» TASK STATEMENT: Copy every record word for word.

» Part of a data file:
= = = =
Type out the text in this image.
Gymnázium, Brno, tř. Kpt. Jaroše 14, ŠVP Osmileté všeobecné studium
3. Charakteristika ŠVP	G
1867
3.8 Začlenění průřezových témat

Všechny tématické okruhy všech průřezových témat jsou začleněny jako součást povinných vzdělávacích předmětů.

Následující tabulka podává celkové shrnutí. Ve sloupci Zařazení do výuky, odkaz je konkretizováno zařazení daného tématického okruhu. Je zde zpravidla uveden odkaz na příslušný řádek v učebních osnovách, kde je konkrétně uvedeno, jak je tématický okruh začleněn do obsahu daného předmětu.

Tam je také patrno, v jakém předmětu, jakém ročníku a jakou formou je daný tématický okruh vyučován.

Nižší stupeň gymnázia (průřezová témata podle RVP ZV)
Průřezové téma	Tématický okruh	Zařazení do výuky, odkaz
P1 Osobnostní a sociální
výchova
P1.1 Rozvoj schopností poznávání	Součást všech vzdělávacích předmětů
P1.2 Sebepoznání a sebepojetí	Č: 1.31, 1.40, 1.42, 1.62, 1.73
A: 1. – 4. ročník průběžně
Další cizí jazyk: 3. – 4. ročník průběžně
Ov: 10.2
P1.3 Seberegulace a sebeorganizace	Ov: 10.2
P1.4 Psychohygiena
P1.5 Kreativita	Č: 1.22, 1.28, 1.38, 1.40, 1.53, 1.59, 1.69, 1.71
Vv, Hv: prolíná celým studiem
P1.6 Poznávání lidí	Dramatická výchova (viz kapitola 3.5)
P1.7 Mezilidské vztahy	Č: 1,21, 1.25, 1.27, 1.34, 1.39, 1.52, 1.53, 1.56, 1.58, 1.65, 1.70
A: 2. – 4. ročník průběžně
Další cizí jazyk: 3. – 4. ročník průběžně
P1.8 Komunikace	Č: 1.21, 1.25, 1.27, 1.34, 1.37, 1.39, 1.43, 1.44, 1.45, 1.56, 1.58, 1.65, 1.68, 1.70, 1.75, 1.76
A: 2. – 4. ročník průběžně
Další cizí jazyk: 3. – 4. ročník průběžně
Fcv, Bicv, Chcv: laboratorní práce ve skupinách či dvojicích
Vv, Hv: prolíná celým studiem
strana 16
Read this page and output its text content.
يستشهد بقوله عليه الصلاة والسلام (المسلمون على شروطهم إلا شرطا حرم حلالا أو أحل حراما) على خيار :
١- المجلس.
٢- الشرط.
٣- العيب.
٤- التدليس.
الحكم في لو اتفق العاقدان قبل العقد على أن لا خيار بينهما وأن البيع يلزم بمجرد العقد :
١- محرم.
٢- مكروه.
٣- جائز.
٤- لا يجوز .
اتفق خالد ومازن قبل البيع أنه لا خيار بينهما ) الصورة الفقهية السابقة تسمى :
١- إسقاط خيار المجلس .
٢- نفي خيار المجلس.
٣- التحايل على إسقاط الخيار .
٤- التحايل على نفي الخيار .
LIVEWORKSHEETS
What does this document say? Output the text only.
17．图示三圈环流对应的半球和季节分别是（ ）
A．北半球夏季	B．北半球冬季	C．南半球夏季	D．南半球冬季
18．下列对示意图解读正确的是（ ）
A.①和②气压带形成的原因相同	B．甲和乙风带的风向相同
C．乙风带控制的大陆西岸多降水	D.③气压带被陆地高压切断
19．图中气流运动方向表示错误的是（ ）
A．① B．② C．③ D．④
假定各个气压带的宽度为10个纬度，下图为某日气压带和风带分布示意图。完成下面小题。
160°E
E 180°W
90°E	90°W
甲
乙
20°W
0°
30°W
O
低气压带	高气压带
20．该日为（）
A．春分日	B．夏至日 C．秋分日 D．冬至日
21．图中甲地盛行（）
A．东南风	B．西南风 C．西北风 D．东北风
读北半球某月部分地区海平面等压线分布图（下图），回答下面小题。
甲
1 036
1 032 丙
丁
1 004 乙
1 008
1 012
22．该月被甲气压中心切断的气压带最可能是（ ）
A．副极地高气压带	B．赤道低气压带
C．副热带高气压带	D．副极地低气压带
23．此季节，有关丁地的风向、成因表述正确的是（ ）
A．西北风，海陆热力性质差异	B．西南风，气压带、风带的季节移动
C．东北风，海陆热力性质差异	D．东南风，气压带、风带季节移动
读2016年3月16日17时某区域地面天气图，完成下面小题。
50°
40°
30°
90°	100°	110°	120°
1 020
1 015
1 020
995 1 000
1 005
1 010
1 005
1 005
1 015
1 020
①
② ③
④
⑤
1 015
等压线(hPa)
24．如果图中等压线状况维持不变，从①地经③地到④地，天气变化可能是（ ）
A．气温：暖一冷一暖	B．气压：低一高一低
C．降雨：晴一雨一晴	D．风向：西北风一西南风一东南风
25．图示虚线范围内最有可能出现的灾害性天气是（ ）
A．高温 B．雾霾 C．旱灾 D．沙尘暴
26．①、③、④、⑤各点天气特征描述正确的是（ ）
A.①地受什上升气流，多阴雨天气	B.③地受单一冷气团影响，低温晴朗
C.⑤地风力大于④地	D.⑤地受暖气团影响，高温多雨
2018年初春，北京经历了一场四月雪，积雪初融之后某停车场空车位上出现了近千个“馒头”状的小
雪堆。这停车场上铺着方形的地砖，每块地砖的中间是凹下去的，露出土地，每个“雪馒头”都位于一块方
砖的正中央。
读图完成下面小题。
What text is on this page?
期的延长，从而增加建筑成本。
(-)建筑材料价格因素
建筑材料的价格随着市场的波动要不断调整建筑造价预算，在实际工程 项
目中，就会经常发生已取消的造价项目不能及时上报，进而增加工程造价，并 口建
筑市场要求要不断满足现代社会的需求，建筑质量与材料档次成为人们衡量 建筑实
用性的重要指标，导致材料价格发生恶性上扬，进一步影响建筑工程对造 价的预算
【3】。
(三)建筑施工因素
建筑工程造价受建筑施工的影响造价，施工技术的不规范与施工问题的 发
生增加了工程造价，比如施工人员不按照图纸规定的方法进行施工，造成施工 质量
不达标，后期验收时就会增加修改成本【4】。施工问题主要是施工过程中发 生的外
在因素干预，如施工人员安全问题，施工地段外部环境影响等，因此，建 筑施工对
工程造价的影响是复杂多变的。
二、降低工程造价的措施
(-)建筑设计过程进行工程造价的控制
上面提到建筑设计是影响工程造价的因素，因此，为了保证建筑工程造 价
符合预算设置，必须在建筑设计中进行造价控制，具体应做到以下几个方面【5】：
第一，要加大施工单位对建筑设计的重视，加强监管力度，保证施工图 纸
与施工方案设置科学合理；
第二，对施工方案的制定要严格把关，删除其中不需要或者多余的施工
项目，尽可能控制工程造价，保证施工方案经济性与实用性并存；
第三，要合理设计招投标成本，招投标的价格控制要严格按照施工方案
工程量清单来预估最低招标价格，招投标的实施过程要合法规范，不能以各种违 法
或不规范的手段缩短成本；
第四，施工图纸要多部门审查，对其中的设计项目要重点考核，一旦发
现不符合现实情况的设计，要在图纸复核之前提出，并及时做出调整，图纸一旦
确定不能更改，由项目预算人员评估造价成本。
= = = =
» TASK RESPONSE:
Type out the text in this image.
Gymnázium, Brno, tř. Kpt. Jaroše 14, ŠVP Osmileté všeobecné studium
3. Charakteristika ŠVP	G
1867
3.8 Začlenění průřezových témat

Všechny tématické okruhy všech průřezových témat jsou začleněny jako součást povinných vzdělávacích předmětů.

Následující tabulka podává celkové shrnutí. Ve sloupci Zařazení do výuky, odkaz je konkretizováno zařazení daného tématického okruhu. Je zde zpravidla uveden odkaz na příslušný řádek v učebních osnovách, kde je konkrétně uvedeno, jak je tématický okruh začleněn do obsahu daného předmětu.

Tam je také patrno, v jakém předmětu, jakém ročníku a jakou formou je daný tématický okruh vyučován.

Nižší stupeň gymnázia (průřezová témata podle RVP ZV)
Průřezové téma	Tématický okruh	Zařazení do výuky, odkaz
P1 Osobnostní a sociální
výchova
P1.1 Rozvoj schopností poznávání	Součást všech vzdělávacích předmětů
P1.2 Sebepoznání a sebepojetí	Č: 1.31, 1.40, 1.42, 1.62, 1.73
A: 1. – 4. ročník průběžně
Další cizí jazyk: 3. – 4. ročník průběžně
Ov: 10.2
P1.3 Seberegulace a sebeorganizace	Ov: 10.2
P1.4 Psychohygiena
P1.5 Kreativita	Č: 1.22, 1.28, 1.38, 1.40, 1.53, 1.59, 1.69, 1.71
Vv, Hv: prolíná celým studiem
P1.6 Poznávání lidí	Dramatická výchova (viz kapitola 3.5)
P1.7 Mezilidské vztahy	Č: 1,21, 1.25, 1.27, 1.34, 1.39, 1.52, 1.53, 1.56, 1.58, 1.65, 1.70
A: 2. – 4. ročník průběžně
Další cizí jazyk: 3. – 4. ročník průběžně
P1.8 Komunikace	Č: 1.21, 1.25, 1.27, 1.34, 1.37, 1.39, 1.43, 1.44, 1.45, 1.56, 1.58, 1.65, 1.68, 1.70, 1.75, 1.76
A: 2. – 4. ročník průběžně
Další cizí jazyk: 3. – 4. ročník průběžně
Fcv, Bicv, Chcv: laboratorní práce ve skupinách či dvojicích
Vv, Hv: prolíná celým studiem
strana 16
Read this page and output its text content.
يستشهد بقوله عليه الصلاة والسلام (المسلمون على شروطهم إلا شرطا حرم حلالا أو أحل حراما) على خيار :
١- المجلس.
٢- الشرط.
٣- العيب.
٤- التدليس.
الحكم في لو اتفق العاقدان قبل العقد على أن لا خيار بينهما وأن البيع يلزم بمجرد العقد :
١- محرم.
٢- مكروه.
٣- جائز.
٤- لا يجوز .
اتفق خالد ومازن قبل البيع أنه لا خيار بينهما ) الصورة الفقهية السابقة تسمى :
١- إسقاط خيار المجلس .
٢- نفي خيار المجلس.
٣- التحايل على إسقاط الخيار .
٤- التحايل على نفي الخيار .
LIVEWORKSHEETS
What does this document say? Output the text only.
17．图示三圈环流对应的半球和季节分别是（ ）
A．北半球夏季	B．北半球冬季	C．南半球夏季	D．南半球冬季
18．下列对示意图解读正确的是（ ）
A.①和②气压带形成的原因相同	B．甲和乙风带的风向相同
C．乙风带控制的大陆西岸多降水	D.③气压带被陆地高压切断
19．图中气流运动方向表示错误的是（ ）
A．① B．② C．③ D．④
假定各个气压带的宽度为10个纬度，下图为某日气压带和风带分布示意图。完成下面小题。
160°E
E 180°W
90°E	90°W
甲
乙
20°W
0°
30°W
O
低气压带	高气压带
20．该日为（）
A．春分日	B．夏至日 C．秋分日 D．冬至日
21．图中甲地盛行（）
A．东南风	B．西南风 C．西北风 D．东北风
读北半球某月部分地区海平面等压线分布图（下图），回答下面小题。
甲
1 036
1 032 丙
丁
1 004 乙
1 008
1 012
22．该月被甲气压中心切断的气压带最可能是（ ）
A．副极地高气压带	B．赤道低气压带
C．副热带高气压带	D．副极地低气压带
23．此季节，有关丁地的风向、成因表述正确的是（ ）
A．西北风，海陆热力性质差异	B．西南风，气压带、风带的季节移动
C．东北风，海陆热力性质差异	D．东南风，气压带、风带季节移动
读2016年3月16日17时某区域地面天气图，完成下面小题。
50°
40°
30°
90°	100°	110°	120°
1 020
1 015
1 020
995 1 000
1 005
1 010
1 005
1 005
1 015
1 020
①
② ③
④
⑤
1 015
等压线(hPa)
24．如果图中等压线状况维持不变，从①地经③地到④地，天气变化可能是（ ）
A．气温：暖一冷一暖	B．气压：低一高一低
C．降雨：晴一雨一晴	D．风向：西北风一西南风一东南风
25．图示虚线范围内最有可能出现的灾害性天气是（ ）
A．高温 B．雾霾 C．旱灾 D．沙尘暴
26．①、③、④、⑤各点天气特征描述正确的是（ ）
A.①地受什上升气流，多阴雨天气	B.③地受单一冷气团影响，低温晴朗
C.⑤地风力大于④地	D.⑤地受暖气团影响，高温多雨
2018年初春，北京经历了一场四月雪，积雪初融之后某停车场空车位上出现了近千个“馒头”状的小
雪堆。这停车场上铺着方形的地砖，每块地砖的中间是凹下去的，露出土地，每个“雪馒头”都位于一块方
砖的正中央。
读图完成下面小题。
What text is on this page?
期的延长，从而增加建筑成本。
(-)建筑材料价格因素
建筑材料的价格随着市场的波动要不断调整建筑造价预算，在实际工程 项
目中，就会经常发生已取消的造价项目不能及时上报，进而增加工程造价，并 口建
筑市场要求要不断满足现代社会的需求，建筑质量与材料档次成为人们衡量 建筑实
用性的重要指标，导致材料价格发生恶性上扬，进一步影响建筑工程对造 价的预算
【3】。
(三)建筑施工因素
建筑工程造价受建筑施工的影响造价，施工技术的不规范与施工问题的 发
生增加了工程造价，比如施工人员不按照图纸规定的方法进行施工，造成施工 质量
不达标，后期验收时就会增加修改成本【4】。施工问题主要是施工过程中发 生的外
在因素干预，如施工人员安全问题，施工地段外部环境影响等，因此，建 筑施工对
工程造价的影响是复杂多变的。
二、降低工程造价的措施
(-)建筑设计过程进行工程造价的控制
上面提到建筑设计是影响工程造价的因素，因此，为了保证建筑工程造 价
符合预算设置，必须在建筑设计中进行造价控制，具体应做到以下几个方面【5】：
第一，要加大施工单位对建筑设计的重视，加强监管力度，保证施工图 纸
与施工方案设置科学合理；
第二，对施工方案的制定要严格把关，删除其中不需要或者多余的施工
项目，尽可能控制工程造价，保证施工方案经济性与实用性并存；
第三，要合理设计招投标成本，招投标的价格控制要严格按照施工方案
工程量清单来预估最低招标价格，招投标的实施过程要合法规范，不能以各种违 法
或不规范的手段缩短成本；
第四，施工图纸要多部门审查，对其中的设计项目要重点考核，一旦发
现不符合现实情况的设计，要在图纸复核之前提出，并及时做出调整，图纸一旦
确定不能更改，由项目预算人员评估造价成本。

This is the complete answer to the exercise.